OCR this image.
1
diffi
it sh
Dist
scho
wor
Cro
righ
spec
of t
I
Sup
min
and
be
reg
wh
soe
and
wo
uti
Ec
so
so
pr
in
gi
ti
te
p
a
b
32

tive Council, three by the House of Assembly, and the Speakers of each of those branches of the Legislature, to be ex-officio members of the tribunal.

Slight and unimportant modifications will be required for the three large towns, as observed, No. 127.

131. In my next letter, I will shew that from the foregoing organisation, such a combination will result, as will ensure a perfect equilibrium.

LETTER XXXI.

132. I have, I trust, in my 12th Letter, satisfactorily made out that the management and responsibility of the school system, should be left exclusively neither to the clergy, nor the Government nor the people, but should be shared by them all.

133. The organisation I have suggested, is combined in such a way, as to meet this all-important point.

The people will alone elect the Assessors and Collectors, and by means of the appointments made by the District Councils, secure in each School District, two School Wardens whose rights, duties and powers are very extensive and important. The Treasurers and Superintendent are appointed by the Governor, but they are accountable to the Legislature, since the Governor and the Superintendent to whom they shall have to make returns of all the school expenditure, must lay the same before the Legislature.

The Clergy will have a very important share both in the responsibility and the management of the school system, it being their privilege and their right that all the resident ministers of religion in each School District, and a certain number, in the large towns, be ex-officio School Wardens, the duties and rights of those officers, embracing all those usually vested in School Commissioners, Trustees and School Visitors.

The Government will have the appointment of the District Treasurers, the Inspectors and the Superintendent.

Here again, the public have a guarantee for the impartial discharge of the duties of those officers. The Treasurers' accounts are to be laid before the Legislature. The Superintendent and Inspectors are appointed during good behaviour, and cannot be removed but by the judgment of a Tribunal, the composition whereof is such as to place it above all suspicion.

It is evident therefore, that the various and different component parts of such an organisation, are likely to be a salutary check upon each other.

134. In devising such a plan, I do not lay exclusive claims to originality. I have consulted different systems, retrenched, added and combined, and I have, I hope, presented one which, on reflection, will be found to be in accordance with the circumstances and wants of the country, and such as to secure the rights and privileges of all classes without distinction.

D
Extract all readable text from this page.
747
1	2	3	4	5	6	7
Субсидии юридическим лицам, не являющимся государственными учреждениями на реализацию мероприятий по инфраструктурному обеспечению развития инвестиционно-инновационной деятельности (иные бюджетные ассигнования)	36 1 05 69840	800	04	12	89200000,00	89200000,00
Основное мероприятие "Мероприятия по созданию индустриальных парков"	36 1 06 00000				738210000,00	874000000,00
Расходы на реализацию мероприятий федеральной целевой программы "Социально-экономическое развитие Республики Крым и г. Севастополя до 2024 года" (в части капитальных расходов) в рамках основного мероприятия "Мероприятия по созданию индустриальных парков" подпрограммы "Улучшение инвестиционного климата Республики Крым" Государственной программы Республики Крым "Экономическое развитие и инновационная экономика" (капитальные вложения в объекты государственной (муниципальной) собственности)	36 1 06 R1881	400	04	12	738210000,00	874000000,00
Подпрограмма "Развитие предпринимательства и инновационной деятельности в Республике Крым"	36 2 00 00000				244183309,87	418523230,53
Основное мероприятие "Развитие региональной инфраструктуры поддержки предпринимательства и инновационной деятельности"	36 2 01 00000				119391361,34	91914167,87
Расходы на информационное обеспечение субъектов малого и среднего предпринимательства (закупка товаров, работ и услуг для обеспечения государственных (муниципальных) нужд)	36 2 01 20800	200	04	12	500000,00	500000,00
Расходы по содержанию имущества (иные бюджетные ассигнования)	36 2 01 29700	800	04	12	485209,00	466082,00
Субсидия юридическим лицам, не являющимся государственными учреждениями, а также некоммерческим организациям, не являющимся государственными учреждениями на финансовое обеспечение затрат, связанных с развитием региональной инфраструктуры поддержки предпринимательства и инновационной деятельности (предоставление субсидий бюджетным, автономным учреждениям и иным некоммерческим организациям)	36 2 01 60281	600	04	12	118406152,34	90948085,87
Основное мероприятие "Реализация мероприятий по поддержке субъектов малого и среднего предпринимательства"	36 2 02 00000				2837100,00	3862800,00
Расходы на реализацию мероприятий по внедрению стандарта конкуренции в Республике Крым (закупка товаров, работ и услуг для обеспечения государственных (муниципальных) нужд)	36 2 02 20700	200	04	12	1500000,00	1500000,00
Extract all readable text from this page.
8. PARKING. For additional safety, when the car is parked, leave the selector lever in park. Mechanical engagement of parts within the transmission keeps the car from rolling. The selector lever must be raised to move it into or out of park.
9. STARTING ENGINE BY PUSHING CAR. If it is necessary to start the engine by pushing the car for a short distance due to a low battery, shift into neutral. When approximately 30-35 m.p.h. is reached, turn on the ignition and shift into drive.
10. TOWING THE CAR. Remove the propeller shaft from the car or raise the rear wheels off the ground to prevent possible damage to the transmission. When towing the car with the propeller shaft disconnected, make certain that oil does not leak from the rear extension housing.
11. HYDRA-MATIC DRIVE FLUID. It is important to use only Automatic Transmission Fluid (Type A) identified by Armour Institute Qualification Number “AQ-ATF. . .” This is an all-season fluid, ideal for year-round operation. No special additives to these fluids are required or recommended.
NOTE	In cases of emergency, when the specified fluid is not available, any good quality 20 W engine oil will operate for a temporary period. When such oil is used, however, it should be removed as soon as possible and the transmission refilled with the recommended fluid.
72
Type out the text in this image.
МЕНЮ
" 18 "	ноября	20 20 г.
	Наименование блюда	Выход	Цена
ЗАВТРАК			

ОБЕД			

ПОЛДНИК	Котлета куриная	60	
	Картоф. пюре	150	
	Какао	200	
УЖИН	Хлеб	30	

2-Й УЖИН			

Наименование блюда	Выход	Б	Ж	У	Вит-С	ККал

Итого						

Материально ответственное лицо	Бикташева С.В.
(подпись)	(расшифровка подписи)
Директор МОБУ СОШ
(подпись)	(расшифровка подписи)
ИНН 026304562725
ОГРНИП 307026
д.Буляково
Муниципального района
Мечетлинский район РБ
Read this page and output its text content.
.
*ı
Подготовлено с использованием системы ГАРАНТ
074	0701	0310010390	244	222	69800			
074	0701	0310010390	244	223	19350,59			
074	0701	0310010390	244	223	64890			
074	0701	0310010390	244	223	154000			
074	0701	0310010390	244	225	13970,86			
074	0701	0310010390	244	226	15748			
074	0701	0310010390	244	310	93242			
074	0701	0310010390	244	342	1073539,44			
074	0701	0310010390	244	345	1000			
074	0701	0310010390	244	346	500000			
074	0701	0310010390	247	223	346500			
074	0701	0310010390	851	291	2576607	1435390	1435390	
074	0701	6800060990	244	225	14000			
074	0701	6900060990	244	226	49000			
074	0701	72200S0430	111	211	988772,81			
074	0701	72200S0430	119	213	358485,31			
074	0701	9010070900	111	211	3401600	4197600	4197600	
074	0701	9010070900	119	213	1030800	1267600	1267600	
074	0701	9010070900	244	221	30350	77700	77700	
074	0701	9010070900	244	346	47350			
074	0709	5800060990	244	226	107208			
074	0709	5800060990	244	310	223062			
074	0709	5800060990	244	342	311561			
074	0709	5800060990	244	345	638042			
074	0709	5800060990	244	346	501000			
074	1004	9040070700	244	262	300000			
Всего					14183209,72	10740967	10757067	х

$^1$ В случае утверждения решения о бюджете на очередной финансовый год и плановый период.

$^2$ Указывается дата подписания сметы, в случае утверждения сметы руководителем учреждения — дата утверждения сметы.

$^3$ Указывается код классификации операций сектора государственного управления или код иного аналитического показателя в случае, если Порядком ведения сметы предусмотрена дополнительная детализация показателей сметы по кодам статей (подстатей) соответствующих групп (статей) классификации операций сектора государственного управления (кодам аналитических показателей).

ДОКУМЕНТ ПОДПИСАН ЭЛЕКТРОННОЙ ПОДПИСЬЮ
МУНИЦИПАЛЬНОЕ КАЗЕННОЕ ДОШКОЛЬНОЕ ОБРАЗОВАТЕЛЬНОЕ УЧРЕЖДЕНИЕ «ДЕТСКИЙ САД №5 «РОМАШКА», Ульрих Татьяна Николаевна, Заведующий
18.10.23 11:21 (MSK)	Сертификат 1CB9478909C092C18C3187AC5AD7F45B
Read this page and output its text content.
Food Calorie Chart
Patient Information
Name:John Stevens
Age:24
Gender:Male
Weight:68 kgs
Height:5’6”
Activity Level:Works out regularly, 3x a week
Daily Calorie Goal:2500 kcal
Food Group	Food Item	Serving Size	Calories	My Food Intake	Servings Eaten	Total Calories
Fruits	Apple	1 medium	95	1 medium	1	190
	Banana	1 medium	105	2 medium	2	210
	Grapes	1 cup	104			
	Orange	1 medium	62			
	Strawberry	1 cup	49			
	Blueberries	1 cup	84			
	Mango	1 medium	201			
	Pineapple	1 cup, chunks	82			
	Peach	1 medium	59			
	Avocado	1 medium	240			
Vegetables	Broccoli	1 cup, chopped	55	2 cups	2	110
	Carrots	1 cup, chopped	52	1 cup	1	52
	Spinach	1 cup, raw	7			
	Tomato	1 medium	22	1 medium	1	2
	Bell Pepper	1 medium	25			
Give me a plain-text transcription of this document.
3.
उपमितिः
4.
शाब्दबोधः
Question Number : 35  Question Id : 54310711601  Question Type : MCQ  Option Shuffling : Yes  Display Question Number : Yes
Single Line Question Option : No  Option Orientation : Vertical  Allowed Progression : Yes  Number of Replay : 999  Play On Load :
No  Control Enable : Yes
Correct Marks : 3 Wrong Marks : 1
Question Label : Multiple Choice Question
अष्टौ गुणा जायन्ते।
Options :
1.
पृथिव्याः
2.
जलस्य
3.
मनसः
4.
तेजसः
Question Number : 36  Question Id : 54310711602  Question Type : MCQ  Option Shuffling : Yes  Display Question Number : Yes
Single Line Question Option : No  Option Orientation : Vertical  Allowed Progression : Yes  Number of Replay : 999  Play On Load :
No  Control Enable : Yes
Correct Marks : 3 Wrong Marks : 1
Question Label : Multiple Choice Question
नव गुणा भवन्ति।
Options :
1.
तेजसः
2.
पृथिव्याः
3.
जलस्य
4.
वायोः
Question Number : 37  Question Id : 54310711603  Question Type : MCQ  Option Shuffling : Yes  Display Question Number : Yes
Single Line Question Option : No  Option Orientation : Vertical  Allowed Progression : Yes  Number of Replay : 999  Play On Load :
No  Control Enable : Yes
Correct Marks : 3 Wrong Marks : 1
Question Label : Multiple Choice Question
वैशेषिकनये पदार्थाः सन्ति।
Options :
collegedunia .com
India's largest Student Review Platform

------------------------

* Objective
List every line from the entries above in which "medium" appears.

* The answer
Fruits	Apple	1 medium	95	1 medium	1	190
	Banana	1 medium	105	2 medium	2	210
	Orange	1 medium	62			
	Mango	1 medium	201			
	Peach	1 medium	59			
	Avocado	1 medium	240			
	Tomato	1 medium	22	1 medium	1	2
	Bell Pepper	1 medium	25			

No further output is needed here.